TASK STATEMENT: In the listing below, pick out lines with "coord".

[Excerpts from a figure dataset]
- - - -

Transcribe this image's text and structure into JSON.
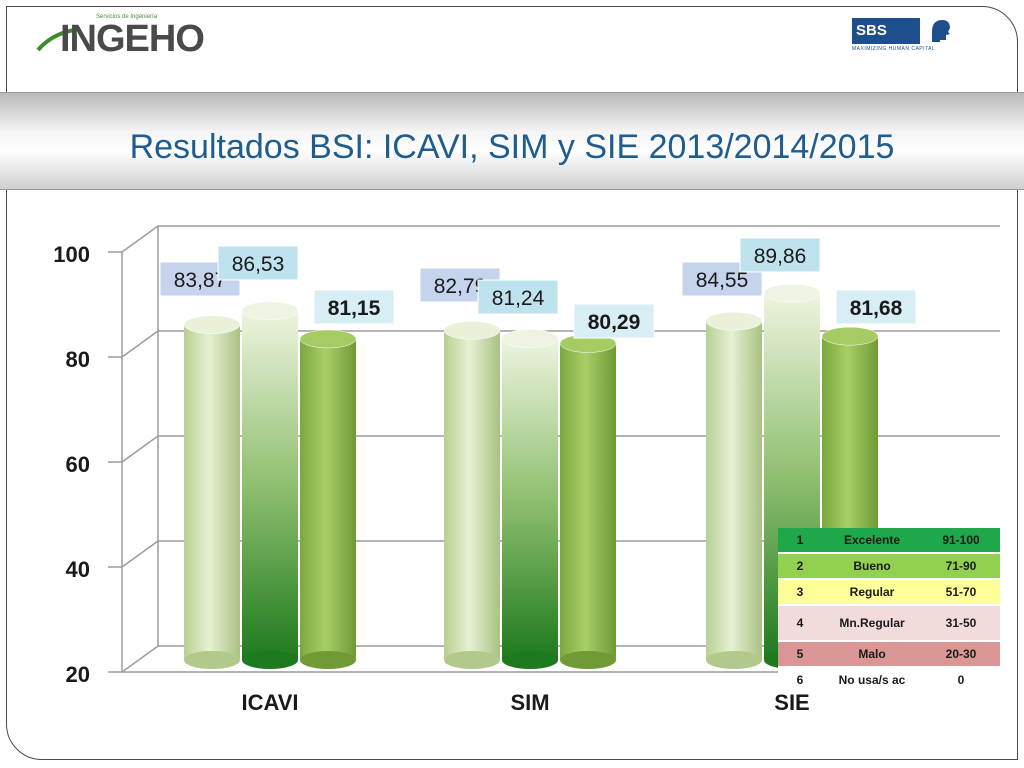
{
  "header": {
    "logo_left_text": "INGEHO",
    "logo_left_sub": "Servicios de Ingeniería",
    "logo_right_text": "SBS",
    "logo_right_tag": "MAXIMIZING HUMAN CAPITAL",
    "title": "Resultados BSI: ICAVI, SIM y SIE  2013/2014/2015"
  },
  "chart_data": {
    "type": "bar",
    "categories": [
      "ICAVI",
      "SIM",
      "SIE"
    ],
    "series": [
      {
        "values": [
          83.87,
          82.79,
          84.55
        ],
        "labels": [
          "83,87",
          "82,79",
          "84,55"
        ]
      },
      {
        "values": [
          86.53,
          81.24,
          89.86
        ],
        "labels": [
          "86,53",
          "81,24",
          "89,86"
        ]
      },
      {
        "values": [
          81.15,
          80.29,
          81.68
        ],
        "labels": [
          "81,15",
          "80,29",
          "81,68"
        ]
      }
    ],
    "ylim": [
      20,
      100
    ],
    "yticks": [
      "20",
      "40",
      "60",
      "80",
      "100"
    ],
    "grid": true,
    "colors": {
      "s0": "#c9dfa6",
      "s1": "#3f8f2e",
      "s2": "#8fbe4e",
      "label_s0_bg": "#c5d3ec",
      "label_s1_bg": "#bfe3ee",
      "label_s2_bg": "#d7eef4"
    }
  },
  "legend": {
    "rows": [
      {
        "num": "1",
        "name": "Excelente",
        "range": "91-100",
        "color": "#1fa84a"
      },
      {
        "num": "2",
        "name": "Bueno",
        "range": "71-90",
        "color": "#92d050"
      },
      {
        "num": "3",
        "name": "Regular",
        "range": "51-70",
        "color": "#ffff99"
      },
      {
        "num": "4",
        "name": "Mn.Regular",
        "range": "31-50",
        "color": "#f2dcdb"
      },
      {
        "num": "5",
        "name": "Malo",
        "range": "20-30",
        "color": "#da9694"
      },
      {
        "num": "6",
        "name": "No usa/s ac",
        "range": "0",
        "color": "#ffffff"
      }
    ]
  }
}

- - - -

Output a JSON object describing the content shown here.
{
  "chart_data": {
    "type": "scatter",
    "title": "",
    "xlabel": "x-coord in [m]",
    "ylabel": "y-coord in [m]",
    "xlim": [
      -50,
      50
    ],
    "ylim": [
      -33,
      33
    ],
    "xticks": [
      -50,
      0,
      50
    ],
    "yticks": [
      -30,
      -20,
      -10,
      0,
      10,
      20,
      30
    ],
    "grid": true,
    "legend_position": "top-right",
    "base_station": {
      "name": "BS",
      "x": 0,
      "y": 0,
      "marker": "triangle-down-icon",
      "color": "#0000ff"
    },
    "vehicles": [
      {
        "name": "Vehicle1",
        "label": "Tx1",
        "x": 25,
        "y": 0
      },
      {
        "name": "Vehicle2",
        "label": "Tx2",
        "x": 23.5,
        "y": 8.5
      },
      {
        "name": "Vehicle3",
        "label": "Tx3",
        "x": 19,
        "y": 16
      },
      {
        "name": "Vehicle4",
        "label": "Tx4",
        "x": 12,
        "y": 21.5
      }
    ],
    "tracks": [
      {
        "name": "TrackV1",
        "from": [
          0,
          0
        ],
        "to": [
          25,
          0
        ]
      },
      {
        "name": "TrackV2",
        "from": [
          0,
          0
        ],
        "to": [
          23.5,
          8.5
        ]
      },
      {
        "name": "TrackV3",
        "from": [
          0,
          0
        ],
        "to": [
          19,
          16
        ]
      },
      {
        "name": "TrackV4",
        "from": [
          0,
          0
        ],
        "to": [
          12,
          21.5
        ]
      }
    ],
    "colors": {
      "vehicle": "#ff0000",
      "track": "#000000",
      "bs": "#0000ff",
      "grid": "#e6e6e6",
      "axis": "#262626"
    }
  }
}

- - - -

OUTPUT FOR THIS TASK:
    "xlabel": "x-coord in [m]",
    "ylabel": "y-coord in [m]",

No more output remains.